══ RAW RECORDS
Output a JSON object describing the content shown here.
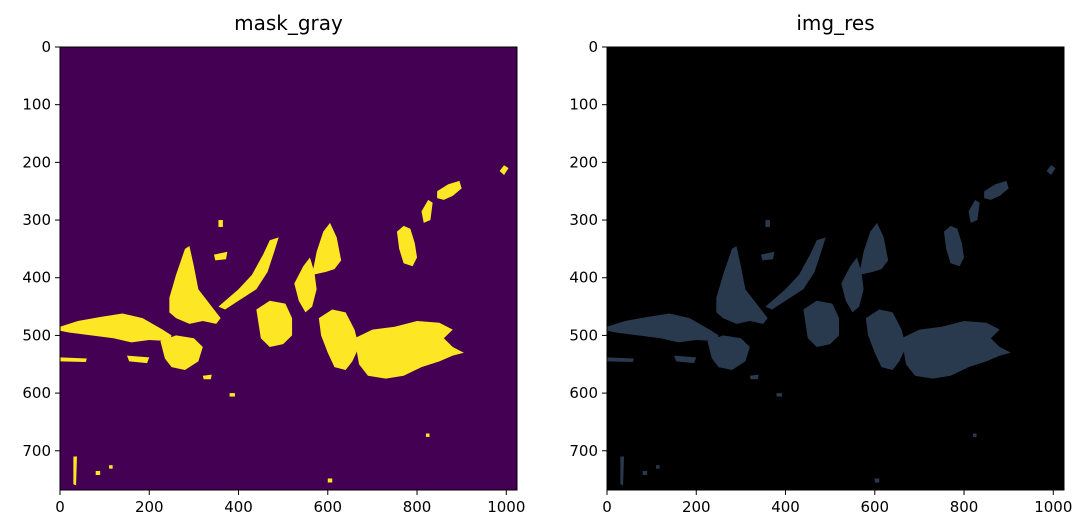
{
  "chart_data": [
    {
      "type": "image",
      "title": "mask_gray",
      "colormap": "viridis",
      "background_color": "#440154",
      "foreground_color": "#fde725",
      "xlim": [
        0,
        1024
      ],
      "ylim": [
        768,
        0
      ],
      "xticks": [
        0,
        200,
        400,
        600,
        800,
        1000
      ],
      "yticks": [
        0,
        100,
        200,
        300,
        400,
        500,
        600,
        700
      ],
      "grid": false
    },
    {
      "type": "image",
      "title": "img_res",
      "background_color": "#000000",
      "foreground_color": "#2a3a4e",
      "xlim": [
        0,
        1024
      ],
      "ylim": [
        768,
        0
      ],
      "xticks": [
        0,
        200,
        400,
        600,
        800,
        1000
      ],
      "yticks": [
        0,
        100,
        200,
        300,
        400,
        500,
        600,
        700
      ],
      "grid": false
    }
  ]
}
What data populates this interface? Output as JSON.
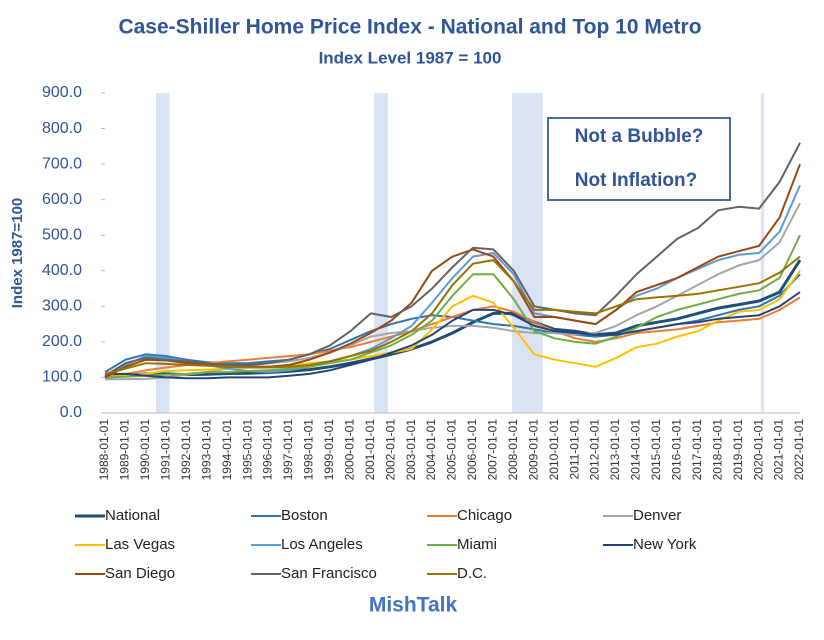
{
  "chart_data": {
    "type": "line",
    "title": "Case-Shiller Home Price Index - National and Top 10 Metro",
    "subtitle": "Index Level 1987 = 100",
    "y_label": "Index 1987=100",
    "footer": "MishTalk",
    "annotations": [
      "Not a Bubble?",
      "Not Inflation?"
    ],
    "x": [
      "1988-01-01",
      "1989-01-01",
      "1990-01-01",
      "1991-01-01",
      "1992-01-01",
      "1993-01-01",
      "1994-01-01",
      "1995-01-01",
      "1996-01-01",
      "1997-01-01",
      "1998-01-01",
      "1999-01-01",
      "2000-01-01",
      "2001-01-01",
      "2002-01-01",
      "2003-01-01",
      "2004-01-01",
      "2005-01-01",
      "2006-01-01",
      "2007-01-01",
      "2008-01-01",
      "2009-01-01",
      "2010-01-01",
      "2011-01-01",
      "2012-01-01",
      "2013-01-01",
      "2014-01-01",
      "2015-01-01",
      "2016-01-01",
      "2017-01-01",
      "2018-01-01",
      "2019-01-01",
      "2020-01-01",
      "2021-01-01",
      "2022-01-01"
    ],
    "ylim": [
      0,
      900
    ],
    "yticks": [
      {
        "value": 0,
        "label": "0.0"
      },
      {
        "value": 100,
        "label": "100.0"
      },
      {
        "value": 200,
        "label": "200.0"
      },
      {
        "value": 300,
        "label": "300.0"
      },
      {
        "value": 400,
        "label": "400.0"
      },
      {
        "value": 500,
        "label": "500.0"
      },
      {
        "value": 600,
        "label": "600.0"
      },
      {
        "value": 700,
        "label": "700.0"
      },
      {
        "value": 800,
        "label": "800.0"
      },
      {
        "value": 900,
        "label": "900.0"
      }
    ],
    "recessions": [
      [
        "1990-07-01",
        "1991-03-01"
      ],
      [
        "2001-03-01",
        "2001-11-01"
      ],
      [
        "2007-12-01",
        "2009-06-01"
      ],
      [
        "2020-02-01",
        "2020-04-01"
      ]
    ],
    "recession_color": "#dae3f3",
    "series": [
      {
        "name": "National",
        "color": "#1f4e79",
        "values": [
          100,
          105,
          110,
          110,
          108,
          109,
          111,
          112,
          114,
          117,
          122,
          130,
          140,
          152,
          165,
          180,
          200,
          225,
          255,
          280,
          280,
          255,
          235,
          230,
          220,
          225,
          245,
          255,
          265,
          280,
          295,
          305,
          315,
          340,
          430
        ]
      },
      {
        "name": "Boston",
        "color": "#2e75b6",
        "values": [
          115,
          150,
          165,
          160,
          150,
          143,
          140,
          140,
          145,
          150,
          165,
          180,
          205,
          230,
          250,
          265,
          275,
          270,
          260,
          250,
          245,
          235,
          225,
          220,
          215,
          220,
          230,
          240,
          250,
          260,
          275,
          290,
          300,
          330,
          390
        ]
      },
      {
        "name": "Chicago",
        "color": "#ed7d31",
        "values": [
          100,
          110,
          120,
          128,
          135,
          140,
          145,
          150,
          155,
          160,
          165,
          175,
          185,
          200,
          215,
          230,
          250,
          270,
          290,
          300,
          285,
          255,
          230,
          210,
          200,
          210,
          225,
          230,
          235,
          245,
          255,
          260,
          265,
          290,
          325
        ]
      },
      {
        "name": "Denver",
        "color": "#a5a5a5",
        "values": [
          95,
          95,
          96,
          100,
          108,
          115,
          125,
          133,
          140,
          145,
          155,
          170,
          190,
          215,
          225,
          230,
          240,
          245,
          245,
          240,
          230,
          225,
          225,
          220,
          225,
          245,
          275,
          300,
          330,
          360,
          390,
          415,
          430,
          480,
          590
        ]
      },
      {
        "name": "Las Vegas",
        "color": "#ffc000",
        "values": [
          100,
          105,
          110,
          118,
          120,
          122,
          125,
          128,
          130,
          135,
          140,
          145,
          150,
          160,
          170,
          180,
          235,
          300,
          330,
          310,
          240,
          165,
          150,
          140,
          130,
          155,
          185,
          195,
          215,
          230,
          260,
          285,
          290,
          320,
          400
        ]
      },
      {
        "name": "Los Angeles",
        "color": "#5b9bd5",
        "values": [
          100,
          135,
          160,
          155,
          145,
          135,
          125,
          118,
          115,
          120,
          130,
          145,
          160,
          180,
          210,
          245,
          310,
          380,
          440,
          450,
          390,
          280,
          270,
          260,
          250,
          290,
          330,
          350,
          380,
          405,
          430,
          445,
          450,
          510,
          640
        ]
      },
      {
        "name": "Miami",
        "color": "#70ad47",
        "values": [
          100,
          102,
          105,
          108,
          110,
          115,
          115,
          118,
          120,
          125,
          130,
          140,
          150,
          170,
          190,
          220,
          260,
          330,
          390,
          390,
          320,
          230,
          210,
          200,
          195,
          215,
          240,
          270,
          290,
          305,
          320,
          335,
          345,
          380,
          500
        ]
      },
      {
        "name": "New York",
        "color": "#264478",
        "values": [
          110,
          110,
          105,
          100,
          98,
          98,
          100,
          100,
          100,
          105,
          110,
          120,
          135,
          150,
          170,
          190,
          220,
          260,
          290,
          290,
          275,
          245,
          230,
          225,
          220,
          220,
          230,
          240,
          250,
          255,
          265,
          270,
          275,
          300,
          340
        ]
      },
      {
        "name": "San Diego",
        "color": "#9e480e",
        "values": [
          100,
          130,
          150,
          148,
          140,
          135,
          130,
          130,
          130,
          135,
          150,
          170,
          195,
          225,
          260,
          310,
          400,
          440,
          460,
          440,
          370,
          270,
          270,
          260,
          250,
          290,
          340,
          360,
          380,
          410,
          440,
          455,
          470,
          550,
          700
        ]
      },
      {
        "name": "San Francisco",
        "color": "#636363",
        "values": [
          105,
          140,
          155,
          150,
          145,
          140,
          135,
          135,
          140,
          150,
          165,
          190,
          230,
          280,
          270,
          300,
          350,
          410,
          465,
          460,
          400,
          300,
          290,
          280,
          275,
          330,
          390,
          440,
          490,
          520,
          570,
          580,
          575,
          650,
          760
        ]
      },
      {
        "name": "D.C.",
        "color": "#997300",
        "values": [
          110,
          125,
          140,
          138,
          135,
          133,
          130,
          128,
          128,
          130,
          135,
          145,
          160,
          175,
          200,
          230,
          280,
          360,
          420,
          430,
          370,
          290,
          290,
          285,
          280,
          300,
          320,
          325,
          330,
          335,
          345,
          355,
          365,
          395,
          440
        ]
      }
    ]
  }
}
════
**WRITTEN PROBLEM**
Count the lines in the records above that contain the word "National", and give only that number.

**FINISHED EXERCISE**
2